Challenge >> Word for word, retype every entry in the listing.
'''
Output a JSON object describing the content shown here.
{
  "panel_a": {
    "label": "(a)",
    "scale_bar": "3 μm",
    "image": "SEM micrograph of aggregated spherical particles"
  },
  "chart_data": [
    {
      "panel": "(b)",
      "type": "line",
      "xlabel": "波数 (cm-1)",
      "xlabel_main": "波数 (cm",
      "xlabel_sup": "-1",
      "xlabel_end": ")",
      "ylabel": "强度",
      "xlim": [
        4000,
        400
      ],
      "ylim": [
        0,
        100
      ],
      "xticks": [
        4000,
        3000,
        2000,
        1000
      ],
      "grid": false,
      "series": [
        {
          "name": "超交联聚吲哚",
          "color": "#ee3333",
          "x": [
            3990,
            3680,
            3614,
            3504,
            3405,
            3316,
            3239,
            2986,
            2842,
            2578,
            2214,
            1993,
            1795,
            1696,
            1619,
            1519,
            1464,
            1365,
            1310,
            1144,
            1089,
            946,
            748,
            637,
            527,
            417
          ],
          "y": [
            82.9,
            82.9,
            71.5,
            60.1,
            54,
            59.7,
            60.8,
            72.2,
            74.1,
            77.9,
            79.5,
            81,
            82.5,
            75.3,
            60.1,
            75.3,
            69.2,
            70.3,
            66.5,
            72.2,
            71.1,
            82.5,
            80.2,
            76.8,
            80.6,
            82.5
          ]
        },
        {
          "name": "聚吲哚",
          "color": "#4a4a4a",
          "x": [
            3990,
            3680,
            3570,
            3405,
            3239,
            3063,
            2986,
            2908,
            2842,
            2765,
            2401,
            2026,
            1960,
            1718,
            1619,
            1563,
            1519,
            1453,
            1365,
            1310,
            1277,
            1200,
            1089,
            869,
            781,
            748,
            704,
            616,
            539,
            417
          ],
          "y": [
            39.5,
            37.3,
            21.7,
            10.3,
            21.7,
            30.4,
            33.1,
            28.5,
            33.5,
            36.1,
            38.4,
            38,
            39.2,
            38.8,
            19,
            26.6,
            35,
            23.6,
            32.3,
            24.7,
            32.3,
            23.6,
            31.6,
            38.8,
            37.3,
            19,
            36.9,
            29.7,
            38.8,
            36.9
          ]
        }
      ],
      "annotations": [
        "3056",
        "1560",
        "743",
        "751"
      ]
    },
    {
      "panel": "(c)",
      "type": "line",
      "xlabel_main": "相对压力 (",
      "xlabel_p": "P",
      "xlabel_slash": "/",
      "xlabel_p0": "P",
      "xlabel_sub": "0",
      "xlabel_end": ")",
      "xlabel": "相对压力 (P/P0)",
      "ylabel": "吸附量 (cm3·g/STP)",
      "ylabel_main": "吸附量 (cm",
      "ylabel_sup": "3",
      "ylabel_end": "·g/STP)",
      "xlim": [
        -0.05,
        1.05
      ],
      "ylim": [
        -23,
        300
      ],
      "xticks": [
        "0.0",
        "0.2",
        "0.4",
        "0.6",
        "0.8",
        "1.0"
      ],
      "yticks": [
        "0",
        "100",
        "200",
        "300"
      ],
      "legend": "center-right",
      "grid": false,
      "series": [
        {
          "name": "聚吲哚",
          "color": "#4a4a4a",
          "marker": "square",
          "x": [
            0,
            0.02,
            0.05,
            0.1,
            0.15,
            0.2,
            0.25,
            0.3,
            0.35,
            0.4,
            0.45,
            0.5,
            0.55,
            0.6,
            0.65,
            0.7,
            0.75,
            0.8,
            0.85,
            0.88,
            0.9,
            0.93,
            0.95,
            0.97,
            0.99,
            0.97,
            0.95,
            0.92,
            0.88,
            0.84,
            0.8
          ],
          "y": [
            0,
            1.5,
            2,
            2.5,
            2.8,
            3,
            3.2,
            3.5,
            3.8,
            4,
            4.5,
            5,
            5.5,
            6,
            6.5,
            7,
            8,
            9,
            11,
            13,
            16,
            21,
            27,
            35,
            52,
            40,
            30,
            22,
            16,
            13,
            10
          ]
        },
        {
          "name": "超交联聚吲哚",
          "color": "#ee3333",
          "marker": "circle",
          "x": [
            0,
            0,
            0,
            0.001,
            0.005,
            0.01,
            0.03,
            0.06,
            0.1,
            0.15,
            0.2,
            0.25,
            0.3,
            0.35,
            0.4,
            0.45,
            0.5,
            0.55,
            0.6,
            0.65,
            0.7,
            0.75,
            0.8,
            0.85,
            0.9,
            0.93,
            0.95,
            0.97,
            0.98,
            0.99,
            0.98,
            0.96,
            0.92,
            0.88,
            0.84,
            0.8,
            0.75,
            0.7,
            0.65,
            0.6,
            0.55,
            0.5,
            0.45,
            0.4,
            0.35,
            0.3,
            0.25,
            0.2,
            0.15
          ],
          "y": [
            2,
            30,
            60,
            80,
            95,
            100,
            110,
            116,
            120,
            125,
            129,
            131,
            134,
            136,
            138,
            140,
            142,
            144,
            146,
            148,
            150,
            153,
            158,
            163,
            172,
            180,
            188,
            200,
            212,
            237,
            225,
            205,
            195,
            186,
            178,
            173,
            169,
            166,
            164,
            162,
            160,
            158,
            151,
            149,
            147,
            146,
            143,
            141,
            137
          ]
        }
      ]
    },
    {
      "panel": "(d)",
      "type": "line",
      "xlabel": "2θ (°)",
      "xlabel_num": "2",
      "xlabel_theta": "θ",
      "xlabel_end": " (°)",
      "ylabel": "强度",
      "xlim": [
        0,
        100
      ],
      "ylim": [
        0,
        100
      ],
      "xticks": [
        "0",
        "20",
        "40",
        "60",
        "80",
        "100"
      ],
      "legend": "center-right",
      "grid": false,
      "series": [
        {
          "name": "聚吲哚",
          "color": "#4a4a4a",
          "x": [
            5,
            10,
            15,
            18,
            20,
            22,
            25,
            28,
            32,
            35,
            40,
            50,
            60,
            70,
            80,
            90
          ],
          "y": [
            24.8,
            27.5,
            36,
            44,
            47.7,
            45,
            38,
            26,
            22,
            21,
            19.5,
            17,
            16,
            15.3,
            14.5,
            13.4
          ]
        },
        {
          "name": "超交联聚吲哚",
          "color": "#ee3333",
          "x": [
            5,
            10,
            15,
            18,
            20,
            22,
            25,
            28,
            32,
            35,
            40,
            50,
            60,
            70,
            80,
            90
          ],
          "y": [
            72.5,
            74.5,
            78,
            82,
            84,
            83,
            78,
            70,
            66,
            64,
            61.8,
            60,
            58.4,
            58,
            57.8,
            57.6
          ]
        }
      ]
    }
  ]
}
'''
Finished exercise >>
Output a JSON object describing the content shown here.
{
  "panel_a": {
    "label": "(a)",
    "scale_bar": "3 μm",
    "image": "SEM micrograph of aggregated spherical particles"
  },
  "chart_data": [
    {
      "panel": "(b)",
      "type": "line",
      "xlabel": "波数 (cm-1)",
      "xlabel_main": "波数 (cm",
      "xlabel_sup": "-1",
      "xlabel_end": ")",
      "ylabel": "强度",
      "xlim": [
        4000,
        400
      ],
      "ylim": [
        0,
        100
      ],
      "xticks": [
        4000,
        3000,
        2000,
        1000
      ],
      "grid": false,
      "series": [
        {
          "name": "超交联聚吲哚",
          "color": "#ee3333",
          "x": [
            3990,
            3680,
            3614,
            3504,
            3405,
            3316,
            3239,
            2986,
            2842,
            2578,
            2214,
            1993,
            1795,
            1696,
            1619,
            1519,
            1464,
            1365,
            1310,
            1144,
            1089,
            946,
            748,
            637,
            527,
            417
          ],
          "y": [
            82.9,
            82.9,
            71.5,
            60.1,
            54,
            59.7,
            60.8,
            72.2,
            74.1,
            77.9,
            79.5,
            81,
            82.5,
            75.3,
            60.1,
            75.3,
            69.2,
            70.3,
            66.5,
            72.2,
            71.1,
            82.5,
            80.2,
            76.8,
            80.6,
            82.5
          ]
        },
        {
          "name": "聚吲哚",
          "color": "#4a4a4a",
          "x": [
            3990,
            3680,
            3570,
            3405,
            3239,
            3063,
            2986,
            2908,
            2842,
            2765,
            2401,
            2026,
            1960,
            1718,
            1619,
            1563,
            1519,
            1453,
            1365,
            1310,
            1277,
            1200,
            1089,
            869,
            781,
            748,
            704,
            616,
            539,
            417
          ],
          "y": [
            39.5,
            37.3,
            21.7,
            10.3,
            21.7,
            30.4,
            33.1,
            28.5,
            33.5,
            36.1,
            38.4,
            38,
            39.2,
            38.8,
            19,
            26.6,
            35,
            23.6,
            32.3,
            24.7,
            32.3,
            23.6,
            31.6,
            38.8,
            37.3,
            19,
            36.9,
            29.7,
            38.8,
            36.9
          ]
        }
      ],
      "annotations": [
        "3056",
        "1560",
        "743",
        "751"
      ]
    },
    {
      "panel": "(c)",
      "type": "line",
      "xlabel_main": "相对压力 (",
      "xlabel_p": "P",
      "xlabel_slash": "/",
      "xlabel_p0": "P",
      "xlabel_sub": "0",
      "xlabel_end": ")",
      "xlabel": "相对压力 (P/P0)",
      "ylabel": "吸附量 (cm3·g/STP)",
      "ylabel_main": "吸附量 (cm",
      "ylabel_sup": "3",
      "ylabel_end": "·g/STP)",
      "xlim": [
        -0.05,
        1.05
      ],
      "ylim": [
        -23,
        300
      ],
      "xticks": [
        "0.0",
        "0.2",
        "0.4",
        "0.6",
        "0.8",
        "1.0"
      ],
      "yticks": [
        "0",
        "100",
        "200",
        "300"
      ],
      "legend": "center-right",
      "grid": false,
      "series": [
        {
          "name": "聚吲哚",
          "color": "#4a4a4a",
          "marker": "square",
          "x": [
            0,
            0.02,
            0.05,
            0.1,
            0.15,
            0.2,
            0.25,
            0.3,
            0.35,
            0.4,
            0.45,
            0.5,
            0.55,
            0.6,
            0.65,
            0.7,
            0.75,
            0.8,
            0.85,
            0.88,
            0.9,
            0.93,
            0.95,
            0.97,
            0.99,
            0.97,
            0.95,
            0.92,
            0.88,
            0.84,
            0.8
          ],
          "y": [
            0,
            1.5,
            2,
            2.5,
            2.8,
            3,
            3.2,
            3.5,
            3.8,
            4,
            4.5,
            5,
            5.5,
            6,
            6.5,
            7,
            8,
            9,
            11,
            13,
            16,
            21,
            27,
            35,
            52,
            40,
            30,
            22,
            16,
            13,
            10
          ]
        },
        {
          "name": "超交联聚吲哚",
          "color": "#ee3333",
          "marker": "circle",
          "x": [
            0,
            0,
            0,
            0.001,
            0.005,
            0.01,
            0.03,
            0.06,
            0.1,
            0.15,
            0.2,
            0.25,
            0.3,
            0.35,
            0.4,
            0.45,
            0.5,
            0.55,
            0.6,
            0.65,
            0.7,
            0.75,
            0.8,
            0.85,
            0.9,
            0.93,
            0.95,
            0.97,
            0.98,
            0.99,
            0.98,
            0.96,
            0.92,
            0.88,
            0.84,
            0.8,
            0.75,
            0.7,
            0.65,
            0.6,
            0.55,
            0.5,
            0.45,
            0.4,
            0.35,
            0.3,
            0.25,
            0.2,
            0.15
          ],
          "y": [
            2,
            30,
            60,
            80,
            95,
            100,
            110,
            116,
            120,
            125,
            129,
            131,
            134,
            136,
            138,
            140,
            142,
            144,
            146,
            148,
            150,
            153,
            158,
            163,
            172,
            180,
            188,
            200,
            212,
            237,
            225,
            205,
            195,
            186,
            178,
            173,
            169,
            166,
            164,
            162,
            160,
            158,
            151,
            149,
            147,
            146,
            143,
            141,
            137
          ]
        }
      ]
    },
    {
      "panel": "(d)",
      "type": "line",
      "xlabel": "2θ (°)",
      "xlabel_num": "2",
      "xlabel_theta": "θ",
      "xlabel_end": " (°)",
      "ylabel": "强度",
      "xlim": [
        0,
        100
      ],
      "ylim": [
        0,
        100
      ],
      "xticks": [
        "0",
        "20",
        "40",
        "60",
        "80",
        "100"
      ],
      "legend": "center-right",
      "grid": false,
      "series": [
        {
          "name": "聚吲哚",
          "color": "#4a4a4a",
          "x": [
            5,
            10,
            15,
            18,
            20,
            22,
            25,
            28,
            32,
            35,
            40,
            50,
            60,
            70,
            80,
            90
          ],
          "y": [
            24.8,
            27.5,
            36,
            44,
            47.7,
            45,
            38,
            26,
            22,
            21,
            19.5,
            17,
            16,
            15.3,
            14.5,
            13.4
          ]
        },
        {
          "name": "超交联聚吲哚",
          "color": "#ee3333",
          "x": [
            5,
            10,
            15,
            18,
            20,
            22,
            25,
            28,
            32,
            35,
            40,
            50,
            60,
            70,
            80,
            90
          ],
          "y": [
            72.5,
            74.5,
            78,
            82,
            84,
            83,
            78,
            70,
            66,
            64,
            61.8,
            60,
            58.4,
            58,
            57.8,
            57.6
          ]
        }
      ]
    }
  ]
}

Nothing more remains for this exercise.